Set exercise:
Please report every line from the material that contains the word "Salgado".

Data:
-*-*-
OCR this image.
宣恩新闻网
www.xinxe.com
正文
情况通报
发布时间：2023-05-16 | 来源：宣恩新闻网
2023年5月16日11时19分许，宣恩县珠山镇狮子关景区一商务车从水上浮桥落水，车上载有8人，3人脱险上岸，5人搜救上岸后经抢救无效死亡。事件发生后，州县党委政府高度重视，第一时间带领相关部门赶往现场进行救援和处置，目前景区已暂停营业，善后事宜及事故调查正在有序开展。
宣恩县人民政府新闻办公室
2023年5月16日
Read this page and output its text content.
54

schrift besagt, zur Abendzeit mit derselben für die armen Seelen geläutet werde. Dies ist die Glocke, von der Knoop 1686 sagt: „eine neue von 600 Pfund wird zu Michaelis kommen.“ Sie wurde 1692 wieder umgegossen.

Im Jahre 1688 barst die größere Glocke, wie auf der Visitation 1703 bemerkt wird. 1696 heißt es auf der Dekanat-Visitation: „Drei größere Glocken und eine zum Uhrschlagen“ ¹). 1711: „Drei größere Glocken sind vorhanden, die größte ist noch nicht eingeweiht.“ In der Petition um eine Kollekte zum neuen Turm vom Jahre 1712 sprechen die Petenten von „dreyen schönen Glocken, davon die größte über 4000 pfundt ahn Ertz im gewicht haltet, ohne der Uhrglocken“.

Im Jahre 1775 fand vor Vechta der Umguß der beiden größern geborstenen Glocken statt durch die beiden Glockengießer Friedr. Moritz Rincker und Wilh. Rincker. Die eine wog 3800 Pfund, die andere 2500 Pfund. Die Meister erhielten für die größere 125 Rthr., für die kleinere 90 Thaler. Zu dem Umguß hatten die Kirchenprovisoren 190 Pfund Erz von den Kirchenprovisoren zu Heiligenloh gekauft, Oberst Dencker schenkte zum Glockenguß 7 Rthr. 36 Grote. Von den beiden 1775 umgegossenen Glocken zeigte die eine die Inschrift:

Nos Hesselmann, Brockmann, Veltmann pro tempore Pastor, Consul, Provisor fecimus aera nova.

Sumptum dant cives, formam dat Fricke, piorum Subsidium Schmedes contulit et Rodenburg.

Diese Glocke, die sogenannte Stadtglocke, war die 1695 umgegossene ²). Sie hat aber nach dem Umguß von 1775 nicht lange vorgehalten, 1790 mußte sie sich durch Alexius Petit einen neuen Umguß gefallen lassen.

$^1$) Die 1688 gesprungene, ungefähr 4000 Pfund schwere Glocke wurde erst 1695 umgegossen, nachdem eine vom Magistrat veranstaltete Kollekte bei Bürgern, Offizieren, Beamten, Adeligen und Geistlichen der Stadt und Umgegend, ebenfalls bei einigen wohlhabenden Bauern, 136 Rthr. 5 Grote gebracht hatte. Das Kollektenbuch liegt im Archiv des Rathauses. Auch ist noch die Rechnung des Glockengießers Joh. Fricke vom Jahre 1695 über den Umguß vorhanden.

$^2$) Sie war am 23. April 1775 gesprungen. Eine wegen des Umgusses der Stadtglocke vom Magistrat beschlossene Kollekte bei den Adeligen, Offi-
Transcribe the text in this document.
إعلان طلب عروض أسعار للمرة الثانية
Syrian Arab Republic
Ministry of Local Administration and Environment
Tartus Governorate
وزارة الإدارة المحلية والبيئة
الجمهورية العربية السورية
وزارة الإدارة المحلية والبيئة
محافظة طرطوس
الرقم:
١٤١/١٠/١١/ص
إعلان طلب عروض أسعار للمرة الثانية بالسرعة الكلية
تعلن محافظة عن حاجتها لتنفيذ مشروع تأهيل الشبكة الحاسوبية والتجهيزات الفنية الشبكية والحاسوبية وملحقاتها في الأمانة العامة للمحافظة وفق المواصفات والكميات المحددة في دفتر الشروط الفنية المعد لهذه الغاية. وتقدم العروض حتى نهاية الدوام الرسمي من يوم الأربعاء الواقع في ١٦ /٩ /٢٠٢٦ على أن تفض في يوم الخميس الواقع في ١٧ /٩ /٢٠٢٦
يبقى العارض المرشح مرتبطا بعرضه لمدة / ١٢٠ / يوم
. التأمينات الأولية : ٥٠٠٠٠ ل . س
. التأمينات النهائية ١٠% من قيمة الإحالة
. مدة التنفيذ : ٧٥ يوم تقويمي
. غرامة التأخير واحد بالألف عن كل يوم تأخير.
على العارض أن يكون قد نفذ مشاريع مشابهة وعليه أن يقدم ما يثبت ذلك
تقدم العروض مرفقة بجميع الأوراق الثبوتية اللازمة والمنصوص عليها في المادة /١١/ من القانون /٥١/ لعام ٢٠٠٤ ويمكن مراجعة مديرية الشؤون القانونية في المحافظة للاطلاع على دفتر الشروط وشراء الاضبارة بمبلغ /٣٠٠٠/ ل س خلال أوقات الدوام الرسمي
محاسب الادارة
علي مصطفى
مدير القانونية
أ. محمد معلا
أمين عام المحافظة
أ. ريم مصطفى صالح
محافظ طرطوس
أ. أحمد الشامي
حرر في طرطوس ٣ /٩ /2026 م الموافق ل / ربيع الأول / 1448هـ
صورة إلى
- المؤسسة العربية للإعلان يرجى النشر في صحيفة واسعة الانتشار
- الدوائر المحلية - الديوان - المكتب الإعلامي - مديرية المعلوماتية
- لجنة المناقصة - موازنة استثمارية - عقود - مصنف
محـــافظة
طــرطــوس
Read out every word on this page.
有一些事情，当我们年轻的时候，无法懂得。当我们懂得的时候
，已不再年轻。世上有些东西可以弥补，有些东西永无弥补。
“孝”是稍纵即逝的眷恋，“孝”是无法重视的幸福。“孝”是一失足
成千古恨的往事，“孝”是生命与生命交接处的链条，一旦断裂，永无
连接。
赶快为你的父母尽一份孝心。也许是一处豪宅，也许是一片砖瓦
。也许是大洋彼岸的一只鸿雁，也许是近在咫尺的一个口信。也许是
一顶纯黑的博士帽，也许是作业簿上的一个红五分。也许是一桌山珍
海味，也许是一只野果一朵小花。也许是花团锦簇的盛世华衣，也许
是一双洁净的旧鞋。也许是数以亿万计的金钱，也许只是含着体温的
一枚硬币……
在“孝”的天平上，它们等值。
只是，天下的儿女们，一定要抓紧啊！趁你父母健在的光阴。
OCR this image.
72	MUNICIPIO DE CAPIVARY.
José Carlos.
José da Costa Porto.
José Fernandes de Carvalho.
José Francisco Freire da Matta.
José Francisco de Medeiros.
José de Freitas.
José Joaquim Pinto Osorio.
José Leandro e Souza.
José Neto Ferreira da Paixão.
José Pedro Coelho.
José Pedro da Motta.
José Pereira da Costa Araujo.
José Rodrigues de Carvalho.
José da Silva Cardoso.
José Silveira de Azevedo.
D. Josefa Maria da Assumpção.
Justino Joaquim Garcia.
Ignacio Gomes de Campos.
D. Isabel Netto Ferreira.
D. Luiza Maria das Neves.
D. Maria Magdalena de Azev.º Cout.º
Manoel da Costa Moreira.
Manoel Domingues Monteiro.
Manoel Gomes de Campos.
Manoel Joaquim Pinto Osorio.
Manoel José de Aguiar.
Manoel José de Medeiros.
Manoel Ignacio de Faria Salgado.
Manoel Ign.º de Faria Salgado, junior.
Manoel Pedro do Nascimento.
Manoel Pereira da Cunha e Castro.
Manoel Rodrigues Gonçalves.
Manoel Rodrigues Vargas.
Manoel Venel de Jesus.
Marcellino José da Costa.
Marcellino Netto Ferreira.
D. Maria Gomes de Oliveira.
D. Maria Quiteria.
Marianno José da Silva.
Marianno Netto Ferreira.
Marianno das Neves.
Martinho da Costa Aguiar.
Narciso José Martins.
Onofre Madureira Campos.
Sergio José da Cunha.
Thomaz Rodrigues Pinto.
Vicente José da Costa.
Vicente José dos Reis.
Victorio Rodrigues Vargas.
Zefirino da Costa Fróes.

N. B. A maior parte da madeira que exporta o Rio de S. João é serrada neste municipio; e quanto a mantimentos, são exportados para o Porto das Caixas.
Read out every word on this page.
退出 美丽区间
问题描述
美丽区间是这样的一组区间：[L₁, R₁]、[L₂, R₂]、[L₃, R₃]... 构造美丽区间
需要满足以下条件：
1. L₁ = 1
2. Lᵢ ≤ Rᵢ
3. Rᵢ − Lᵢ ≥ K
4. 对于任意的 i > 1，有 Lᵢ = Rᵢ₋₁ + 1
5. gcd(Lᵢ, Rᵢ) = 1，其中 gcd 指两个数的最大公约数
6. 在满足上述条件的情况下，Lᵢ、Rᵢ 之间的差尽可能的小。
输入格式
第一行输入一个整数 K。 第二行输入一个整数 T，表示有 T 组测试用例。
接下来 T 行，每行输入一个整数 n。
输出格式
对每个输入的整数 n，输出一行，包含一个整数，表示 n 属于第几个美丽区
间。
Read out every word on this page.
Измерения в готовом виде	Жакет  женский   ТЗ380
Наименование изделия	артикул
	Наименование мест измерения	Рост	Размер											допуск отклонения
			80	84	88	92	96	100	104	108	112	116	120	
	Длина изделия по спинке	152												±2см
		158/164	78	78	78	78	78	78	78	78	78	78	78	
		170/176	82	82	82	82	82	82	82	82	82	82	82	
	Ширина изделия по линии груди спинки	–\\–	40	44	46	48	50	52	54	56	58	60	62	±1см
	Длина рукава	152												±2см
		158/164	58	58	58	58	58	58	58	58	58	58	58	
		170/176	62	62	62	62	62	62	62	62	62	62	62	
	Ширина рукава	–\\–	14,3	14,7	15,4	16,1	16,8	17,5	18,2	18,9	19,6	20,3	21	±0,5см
-*-*-
Written response:
Manoel Ignacio de Faria Salgado.
Manoel Ign.º de Faria Salgado, junior.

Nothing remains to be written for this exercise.